> _Problem statement_: Print the records again, character for character.
=== Record set ===
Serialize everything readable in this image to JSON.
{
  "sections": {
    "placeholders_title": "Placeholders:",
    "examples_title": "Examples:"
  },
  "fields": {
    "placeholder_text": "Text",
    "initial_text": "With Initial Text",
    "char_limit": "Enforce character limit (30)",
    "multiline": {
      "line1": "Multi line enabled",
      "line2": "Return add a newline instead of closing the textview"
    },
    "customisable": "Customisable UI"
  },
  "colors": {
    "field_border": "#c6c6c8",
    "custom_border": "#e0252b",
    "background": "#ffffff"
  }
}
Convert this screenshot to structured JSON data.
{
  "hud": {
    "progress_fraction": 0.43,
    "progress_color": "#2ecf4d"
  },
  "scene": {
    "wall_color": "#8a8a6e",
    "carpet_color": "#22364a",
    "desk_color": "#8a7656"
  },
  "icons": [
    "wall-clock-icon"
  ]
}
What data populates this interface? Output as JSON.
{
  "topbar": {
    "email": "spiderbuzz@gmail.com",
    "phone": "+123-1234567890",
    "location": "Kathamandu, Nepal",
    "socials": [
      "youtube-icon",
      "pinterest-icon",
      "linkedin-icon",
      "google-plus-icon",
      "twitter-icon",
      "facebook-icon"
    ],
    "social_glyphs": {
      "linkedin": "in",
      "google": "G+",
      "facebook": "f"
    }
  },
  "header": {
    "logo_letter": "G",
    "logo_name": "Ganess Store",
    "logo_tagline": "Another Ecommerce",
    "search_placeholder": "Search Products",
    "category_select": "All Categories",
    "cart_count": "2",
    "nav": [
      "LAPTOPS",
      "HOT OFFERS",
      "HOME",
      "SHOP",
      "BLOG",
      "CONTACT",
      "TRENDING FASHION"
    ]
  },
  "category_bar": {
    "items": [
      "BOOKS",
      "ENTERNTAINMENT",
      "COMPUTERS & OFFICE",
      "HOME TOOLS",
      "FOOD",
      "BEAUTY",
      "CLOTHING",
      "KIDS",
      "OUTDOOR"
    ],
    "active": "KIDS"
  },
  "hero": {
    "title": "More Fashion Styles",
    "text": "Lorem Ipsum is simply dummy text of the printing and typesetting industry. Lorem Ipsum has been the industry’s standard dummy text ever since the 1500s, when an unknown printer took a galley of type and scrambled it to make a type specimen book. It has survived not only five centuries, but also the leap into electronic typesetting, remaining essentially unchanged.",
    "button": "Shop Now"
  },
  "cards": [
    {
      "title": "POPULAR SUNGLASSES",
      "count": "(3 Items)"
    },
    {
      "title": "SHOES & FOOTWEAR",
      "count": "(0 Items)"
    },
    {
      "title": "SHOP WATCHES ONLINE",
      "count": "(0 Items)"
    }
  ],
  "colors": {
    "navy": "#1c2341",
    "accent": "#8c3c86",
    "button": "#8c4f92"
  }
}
===
> _Solution for this problem_:
Serialize everything readable in this image to JSON.
{
  "sections": {
    "placeholders_title": "Placeholders:",
    "examples_title": "Examples:"
  },
  "fields": {
    "placeholder_text": "Text",
    "initial_text": "With Initial Text",
    "char_limit": "Enforce character limit (30)",
    "multiline": {
      "line1": "Multi line enabled",
      "line2": "Return add a newline instead of closing the textview"
    },
    "customisable": "Customisable UI"
  },
  "colors": {
    "field_border": "#c6c6c8",
    "custom_border": "#e0252b",
    "background": "#ffffff"
  }
}
Convert this screenshot to structured JSON data.
{
  "hud": {
    "progress_fraction": 0.43,
    "progress_color": "#2ecf4d"
  },
  "scene": {
    "wall_color": "#8a8a6e",
    "carpet_color": "#22364a",
    "desk_color": "#8a7656"
  },
  "icons": [
    "wall-clock-icon"
  ]
}
What data populates this interface? Output as JSON.
{
  "topbar": {
    "email": "spiderbuzz@gmail.com",
    "phone": "+123-1234567890",
    "location": "Kathamandu, Nepal",
    "socials": [
      "youtube-icon",
      "pinterest-icon",
      "linkedin-icon",
      "google-plus-icon",
      "twitter-icon",
      "facebook-icon"
    ],
    "social_glyphs": {
      "linkedin": "in",
      "google": "G+",
      "facebook": "f"
    }
  },
  "header": {
    "logo_letter": "G",
    "logo_name": "Ganess Store",
    "logo_tagline": "Another Ecommerce",
    "search_placeholder": "Search Products",
    "category_select": "All Categories",
    "cart_count": "2",
    "nav": [
      "LAPTOPS",
      "HOT OFFERS",
      "HOME",
      "SHOP",
      "BLOG",
      "CONTACT",
      "TRENDING FASHION"
    ]
  },
  "category_bar": {
    "items": [
      "BOOKS",
      "ENTERNTAINMENT",
      "COMPUTERS & OFFICE",
      "HOME TOOLS",
      "FOOD",
      "BEAUTY",
      "CLOTHING",
      "KIDS",
      "OUTDOOR"
    ],
    "active": "KIDS"
  },
  "hero": {
    "title": "More Fashion Styles",
    "text": "Lorem Ipsum is simply dummy text of the printing and typesetting industry. Lorem Ipsum has been the industry’s standard dummy text ever since the 1500s, when an unknown printer took a galley of type and scrambled it to make a type specimen book. It has survived not only five centuries, but also the leap into electronic typesetting, remaining essentially unchanged.",
    "button": "Shop Now"
  },
  "cards": [
    {
      "title": "POPULAR SUNGLASSES",
      "count": "(3 Items)"
    },
    {
      "title": "SHOES & FOOTWEAR",
      "count": "(0 Items)"
    },
    {
      "title": "SHOP WATCHES ONLINE",
      "count": "(0 Items)"
    }
  ],
  "colors": {
    "navy": "#1c2341",
    "accent": "#8c3c86",
    "button": "#8c4f92"
  }
}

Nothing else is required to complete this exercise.